━━ RECORDED INFORMATION ━━
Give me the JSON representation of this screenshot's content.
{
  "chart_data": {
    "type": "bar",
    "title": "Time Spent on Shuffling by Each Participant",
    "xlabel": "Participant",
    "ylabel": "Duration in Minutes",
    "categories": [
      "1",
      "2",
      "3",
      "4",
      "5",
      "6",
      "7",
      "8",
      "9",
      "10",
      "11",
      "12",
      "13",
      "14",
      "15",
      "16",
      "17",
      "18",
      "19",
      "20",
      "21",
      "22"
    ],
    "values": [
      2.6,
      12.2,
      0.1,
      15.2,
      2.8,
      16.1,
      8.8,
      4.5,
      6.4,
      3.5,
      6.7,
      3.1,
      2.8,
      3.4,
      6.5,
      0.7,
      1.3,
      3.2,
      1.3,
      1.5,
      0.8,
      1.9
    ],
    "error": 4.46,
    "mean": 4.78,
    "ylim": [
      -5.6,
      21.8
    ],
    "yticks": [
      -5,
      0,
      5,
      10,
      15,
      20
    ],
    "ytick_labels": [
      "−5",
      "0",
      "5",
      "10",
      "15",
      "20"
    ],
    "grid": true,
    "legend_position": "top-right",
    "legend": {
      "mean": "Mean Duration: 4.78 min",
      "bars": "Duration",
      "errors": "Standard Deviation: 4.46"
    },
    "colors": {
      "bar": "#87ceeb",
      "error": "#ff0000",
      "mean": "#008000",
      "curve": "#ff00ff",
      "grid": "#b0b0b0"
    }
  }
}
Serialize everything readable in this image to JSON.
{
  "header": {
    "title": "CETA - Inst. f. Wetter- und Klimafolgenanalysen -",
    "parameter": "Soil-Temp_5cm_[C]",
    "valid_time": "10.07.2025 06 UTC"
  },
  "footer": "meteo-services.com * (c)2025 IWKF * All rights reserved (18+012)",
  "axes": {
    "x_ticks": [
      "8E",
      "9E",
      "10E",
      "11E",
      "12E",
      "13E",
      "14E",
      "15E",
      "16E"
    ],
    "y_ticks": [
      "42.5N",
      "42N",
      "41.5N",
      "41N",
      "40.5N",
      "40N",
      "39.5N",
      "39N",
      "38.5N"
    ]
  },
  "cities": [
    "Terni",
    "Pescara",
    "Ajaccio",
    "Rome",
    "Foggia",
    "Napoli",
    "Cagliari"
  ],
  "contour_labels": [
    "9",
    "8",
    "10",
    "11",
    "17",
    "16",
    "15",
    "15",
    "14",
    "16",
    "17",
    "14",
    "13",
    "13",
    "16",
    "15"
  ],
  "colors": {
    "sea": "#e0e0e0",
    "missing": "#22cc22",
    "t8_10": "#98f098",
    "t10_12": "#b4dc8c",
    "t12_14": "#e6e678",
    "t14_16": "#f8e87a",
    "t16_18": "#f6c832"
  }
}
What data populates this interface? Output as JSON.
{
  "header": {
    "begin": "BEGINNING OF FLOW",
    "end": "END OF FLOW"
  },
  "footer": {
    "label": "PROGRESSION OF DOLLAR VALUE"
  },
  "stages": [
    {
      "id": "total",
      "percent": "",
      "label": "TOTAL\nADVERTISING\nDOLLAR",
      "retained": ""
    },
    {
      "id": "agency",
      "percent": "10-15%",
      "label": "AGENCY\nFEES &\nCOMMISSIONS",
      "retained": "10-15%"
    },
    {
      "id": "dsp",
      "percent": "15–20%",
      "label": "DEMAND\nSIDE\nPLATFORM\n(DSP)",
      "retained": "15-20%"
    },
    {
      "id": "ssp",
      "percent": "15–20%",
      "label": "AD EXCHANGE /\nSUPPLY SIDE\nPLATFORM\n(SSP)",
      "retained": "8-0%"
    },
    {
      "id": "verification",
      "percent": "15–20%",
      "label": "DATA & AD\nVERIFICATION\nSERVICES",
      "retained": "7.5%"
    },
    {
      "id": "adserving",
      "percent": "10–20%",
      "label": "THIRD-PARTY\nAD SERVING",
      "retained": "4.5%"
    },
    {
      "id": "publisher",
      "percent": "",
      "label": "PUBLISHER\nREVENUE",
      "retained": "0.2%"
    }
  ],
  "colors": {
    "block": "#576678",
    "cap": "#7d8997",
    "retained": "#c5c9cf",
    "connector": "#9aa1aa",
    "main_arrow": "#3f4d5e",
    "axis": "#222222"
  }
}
━━━
*DESCRIPTION OF THE TASK*: Reproduce only the lines from the line containing "What data populates" to the last line of the material above, both of those lines included.

*REPLY*:
What data populates this interface? Output as JSON.
{
  "header": {
    "begin": "BEGINNING OF FLOW",
    "end": "END OF FLOW"
  },
  "footer": {
    "label": "PROGRESSION OF DOLLAR VALUE"
  },
  "stages": [
    {
      "id": "total",
      "percent": "",
      "label": "TOTAL\nADVERTISING\nDOLLAR",
      "retained": ""
    },
    {
      "id": "agency",
      "percent": "10-15%",
      "label": "AGENCY\nFEES &\nCOMMISSIONS",
      "retained": "10-15%"
    },
    {
      "id": "dsp",
      "percent": "15–20%",
      "label": "DEMAND\nSIDE\nPLATFORM\n(DSP)",
      "retained": "15-20%"
    },
    {
      "id": "ssp",
      "percent": "15–20%",
      "label": "AD EXCHANGE /\nSUPPLY SIDE\nPLATFORM\n(SSP)",
      "retained": "8-0%"
    },
    {
      "id": "verification",
      "percent": "15–20%",
      "label": "DATA & AD\nVERIFICATION\nSERVICES",
      "retained": "7.5%"
    },
    {
      "id": "adserving",
      "percent": "10–20%",
      "label": "THIRD-PARTY\nAD SERVING",
      "retained": "4.5%"
    },
    {
      "id": "publisher",
      "percent": "",
      "label": "PUBLISHER\nREVENUE",
      "retained": "0.2%"
    }
  ],
  "colors": {
    "block": "#576678",
    "cap": "#7d8997",
    "retained": "#c5c9cf",
    "connector": "#9aa1aa",
    "main_arrow": "#3f4d5e",
    "axis": "#222222"
  }
}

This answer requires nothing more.